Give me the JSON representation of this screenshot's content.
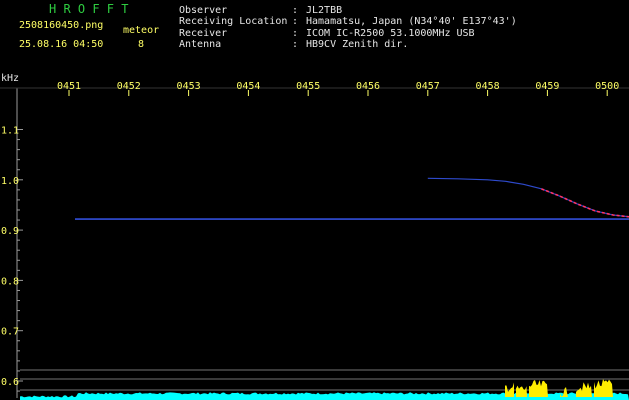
{
  "app": {
    "title": "H R O F F T",
    "filename": "2508160450.png",
    "datetime": "25.08.16 04:50",
    "count_label": "meteor",
    "count_value": "8"
  },
  "info": {
    "rows": [
      {
        "key": "Observer",
        "sep": ":",
        "value": "JL2TBB"
      },
      {
        "key": "Receiving Location",
        "sep": ":",
        "value": "Hamamatsu, Japan (N34°40' E137°43')"
      },
      {
        "key": "Receiver",
        "sep": ":",
        "value": "ICOM IC-R2500 53.1000MHz USB"
      },
      {
        "key": "Antenna",
        "sep": ":",
        "value": "HB9CV Zenith dir."
      }
    ]
  },
  "colors": {
    "text_yellow": "#ffff66",
    "title_green": "#2ecc40",
    "grid_gray": "#9a9a9a",
    "trace_blue": "#3a5cff",
    "meteor_head": "#ff3366",
    "noise_cyan": "#00ffff",
    "signal_yellow": "#ffee00"
  },
  "chart_data": {
    "type": "line",
    "y_unit": "kHz",
    "time_ticks": [
      "0451",
      "0452",
      "0453",
      "0454",
      "0455",
      "0456",
      "0457",
      "0458",
      "0459",
      "0500"
    ],
    "freq_ticks": [
      "1.1",
      "1.0",
      "0.9",
      "0.8",
      "0.7",
      "0.6"
    ],
    "ylim": [
      0.6,
      1.1
    ],
    "series": [
      {
        "time_min": [
          0.1,
          9.9
        ],
        "freq_khz": [
          0.922,
          0.922
        ]
      },
      {
        "time_min": [
          6.0,
          6.5,
          7.0,
          7.3,
          7.6,
          7.9,
          8.2,
          8.5,
          8.8,
          9.1,
          9.4,
          9.7,
          9.9
        ],
        "freq_khz": [
          1.003,
          1.002,
          1.0,
          0.997,
          0.991,
          0.982,
          0.968,
          0.952,
          0.938,
          0.93,
          0.926,
          0.923,
          0.92
        ]
      }
    ]
  }
}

*****

What is asked: Keep every word of the data as it is when you write it out, but drop the pictures.

Result for this task:
Give me the JSON representation of this screenshot's content.
{
  "app": {
    "title": "H R O F F T",
    "filename": "2508160450.png",
    "datetime": "25.08.16 04:50",
    "count_label": "meteor",
    "count_value": "8"
  },
  "info": {
    "rows": [
      {
        "key": "Observer",
        "sep": ":",
        "value": "JL2TBB"
      },
      {
        "key": "Receiving Location",
        "sep": ":",
        "value": "Hamamatsu, Japan (N34°40' E137°43')"
      },
      {
        "key": "Receiver",
        "sep": ":",
        "value": "ICOM IC-R2500 53.1000MHz USB"
      },
      {
        "key": "Antenna",
        "sep": ":",
        "value": "HB9CV Zenith dir."
      }
    ]
  },
  "colors": {
    "text_yellow": "#ffff66",
    "title_green": "#2ecc40",
    "grid_gray": "#9a9a9a",
    "trace_blue": "#3a5cff",
    "meteor_head": "#ff3366",
    "noise_cyan": "#00ffff",
    "signal_yellow": "#ffee00"
  },
  "chart_data": {
    "type": "line",
    "y_unit": "kHz",
    "time_ticks": [
      "0451",
      "0452",
      "0453",
      "0454",
      "0455",
      "0456",
      "0457",
      "0458",
      "0459",
      "0500"
    ],
    "freq_ticks": [
      "1.1",
      "1.0",
      "0.9",
      "0.8",
      "0.7",
      "0.6"
    ],
    "ylim": [
      0.6,
      1.1
    ],
    "series": [
      {
        "time_min": [
          0.1,
          9.9
        ],
        "freq_khz": [
          0.922,
          0.922
        ]
      },
      {
        "time_min": [
          6.0,
          6.5,
          7.0,
          7.3,
          7.6,
          7.9,
          8.2,
          8.5,
          8.8,
          9.1,
          9.4,
          9.7,
          9.9
        ],
        "freq_khz": [
          1.003,
          1.002,
          1.0,
          0.997,
          0.991,
          0.982,
          0.968,
          0.952,
          0.938,
          0.93,
          0.926,
          0.923,
          0.92
        ]
      }
    ]
  }
}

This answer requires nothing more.